══ ROWS ══

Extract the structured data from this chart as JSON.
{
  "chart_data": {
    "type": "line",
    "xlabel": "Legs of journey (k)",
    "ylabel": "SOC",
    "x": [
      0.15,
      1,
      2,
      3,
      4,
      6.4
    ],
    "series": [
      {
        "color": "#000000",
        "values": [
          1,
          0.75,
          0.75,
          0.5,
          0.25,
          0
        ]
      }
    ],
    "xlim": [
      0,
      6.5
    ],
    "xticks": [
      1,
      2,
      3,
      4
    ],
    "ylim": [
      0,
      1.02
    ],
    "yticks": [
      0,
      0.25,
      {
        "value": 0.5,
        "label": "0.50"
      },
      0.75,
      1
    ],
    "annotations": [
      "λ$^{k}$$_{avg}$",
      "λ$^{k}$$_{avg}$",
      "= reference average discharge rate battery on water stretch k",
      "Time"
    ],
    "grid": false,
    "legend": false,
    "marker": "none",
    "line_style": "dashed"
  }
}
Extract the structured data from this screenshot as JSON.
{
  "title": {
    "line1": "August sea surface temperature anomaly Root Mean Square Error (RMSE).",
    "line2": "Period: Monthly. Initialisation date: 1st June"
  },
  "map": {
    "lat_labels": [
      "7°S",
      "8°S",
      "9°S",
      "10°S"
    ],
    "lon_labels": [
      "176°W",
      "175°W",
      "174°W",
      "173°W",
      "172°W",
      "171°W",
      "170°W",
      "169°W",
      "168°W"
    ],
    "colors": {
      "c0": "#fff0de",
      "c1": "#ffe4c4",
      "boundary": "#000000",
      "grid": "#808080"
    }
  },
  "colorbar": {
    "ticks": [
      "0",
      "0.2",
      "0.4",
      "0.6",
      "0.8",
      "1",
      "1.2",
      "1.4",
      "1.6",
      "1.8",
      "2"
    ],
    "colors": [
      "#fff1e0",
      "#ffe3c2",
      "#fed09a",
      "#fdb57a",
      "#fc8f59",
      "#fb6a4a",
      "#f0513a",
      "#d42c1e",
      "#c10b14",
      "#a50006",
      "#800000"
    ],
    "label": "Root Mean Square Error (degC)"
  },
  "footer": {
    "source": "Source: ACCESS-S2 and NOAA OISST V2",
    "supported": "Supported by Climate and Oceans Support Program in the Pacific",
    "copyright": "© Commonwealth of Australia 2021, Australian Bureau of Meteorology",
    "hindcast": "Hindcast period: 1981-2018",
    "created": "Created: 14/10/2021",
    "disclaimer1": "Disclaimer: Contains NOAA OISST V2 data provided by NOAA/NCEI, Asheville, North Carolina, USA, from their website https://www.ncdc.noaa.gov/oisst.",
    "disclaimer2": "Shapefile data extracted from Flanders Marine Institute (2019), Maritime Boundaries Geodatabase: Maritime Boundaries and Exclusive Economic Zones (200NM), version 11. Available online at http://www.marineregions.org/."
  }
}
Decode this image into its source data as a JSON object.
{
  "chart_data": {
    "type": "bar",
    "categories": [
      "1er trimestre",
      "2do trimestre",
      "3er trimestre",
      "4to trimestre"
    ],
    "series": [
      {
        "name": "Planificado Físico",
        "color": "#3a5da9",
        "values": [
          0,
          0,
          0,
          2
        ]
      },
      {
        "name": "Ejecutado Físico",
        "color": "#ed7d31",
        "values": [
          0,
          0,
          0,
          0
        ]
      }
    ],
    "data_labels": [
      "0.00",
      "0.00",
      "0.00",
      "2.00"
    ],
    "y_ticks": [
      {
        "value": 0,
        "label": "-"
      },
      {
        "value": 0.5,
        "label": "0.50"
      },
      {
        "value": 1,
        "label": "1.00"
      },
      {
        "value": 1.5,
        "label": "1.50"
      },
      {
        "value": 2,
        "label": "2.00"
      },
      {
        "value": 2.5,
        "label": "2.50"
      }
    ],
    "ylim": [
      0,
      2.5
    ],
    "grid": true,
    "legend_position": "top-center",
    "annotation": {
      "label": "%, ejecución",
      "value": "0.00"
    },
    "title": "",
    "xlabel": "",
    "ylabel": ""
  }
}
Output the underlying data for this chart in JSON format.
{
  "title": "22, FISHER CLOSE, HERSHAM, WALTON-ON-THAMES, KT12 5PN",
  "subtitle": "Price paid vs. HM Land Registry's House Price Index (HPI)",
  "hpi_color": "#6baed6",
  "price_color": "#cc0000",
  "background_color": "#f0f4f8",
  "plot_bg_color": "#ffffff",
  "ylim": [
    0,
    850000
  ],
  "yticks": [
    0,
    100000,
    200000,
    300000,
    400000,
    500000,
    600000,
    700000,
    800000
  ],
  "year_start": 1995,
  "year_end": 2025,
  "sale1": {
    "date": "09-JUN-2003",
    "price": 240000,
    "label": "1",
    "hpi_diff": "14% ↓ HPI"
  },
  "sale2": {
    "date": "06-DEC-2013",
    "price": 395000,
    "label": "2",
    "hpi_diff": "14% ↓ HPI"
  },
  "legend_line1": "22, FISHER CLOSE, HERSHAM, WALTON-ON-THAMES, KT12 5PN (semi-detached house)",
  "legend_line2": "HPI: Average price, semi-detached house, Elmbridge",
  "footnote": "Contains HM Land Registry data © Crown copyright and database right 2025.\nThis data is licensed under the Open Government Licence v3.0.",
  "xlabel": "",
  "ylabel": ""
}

═══

→ **EXERCISE REQUIREMENTS**
Single out each line of the records above with the string "Square" in it, and copy it.

→ **SOLUTION BELOW**
    "line1": "August sea surface temperature anomaly Root Mean Square Error (RMSE).",
    "label": "Root Mean Square Error (degC)"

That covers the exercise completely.